**** Input for this task ****
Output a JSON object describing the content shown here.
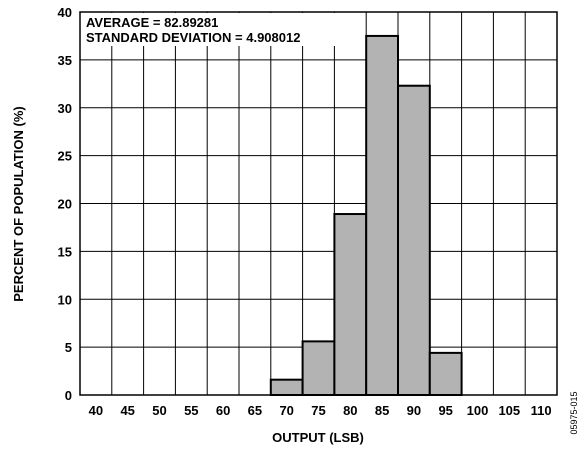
****
**** Input for this task ****
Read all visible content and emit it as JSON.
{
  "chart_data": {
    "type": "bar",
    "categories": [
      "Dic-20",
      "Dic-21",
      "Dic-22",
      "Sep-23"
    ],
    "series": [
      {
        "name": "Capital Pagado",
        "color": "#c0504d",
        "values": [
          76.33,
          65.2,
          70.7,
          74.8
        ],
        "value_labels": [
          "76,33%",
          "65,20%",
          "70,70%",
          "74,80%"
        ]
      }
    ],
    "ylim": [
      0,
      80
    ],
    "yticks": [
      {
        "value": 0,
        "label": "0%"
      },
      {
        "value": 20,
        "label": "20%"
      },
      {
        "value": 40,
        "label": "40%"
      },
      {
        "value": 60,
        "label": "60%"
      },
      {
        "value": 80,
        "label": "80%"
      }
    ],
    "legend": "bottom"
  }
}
****
**** Input for this task ****
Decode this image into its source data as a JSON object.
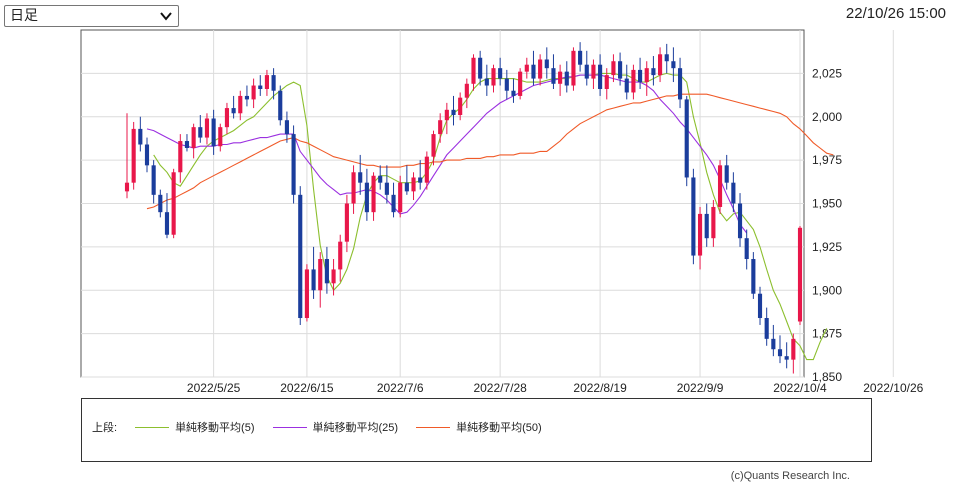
****
◆ Exercise requirements: Where a line of the material above holds the string "object", copy that line.

◆ The result:
Output a JSON object describing the content shown here.
Decode this image into its source data as a JSON object.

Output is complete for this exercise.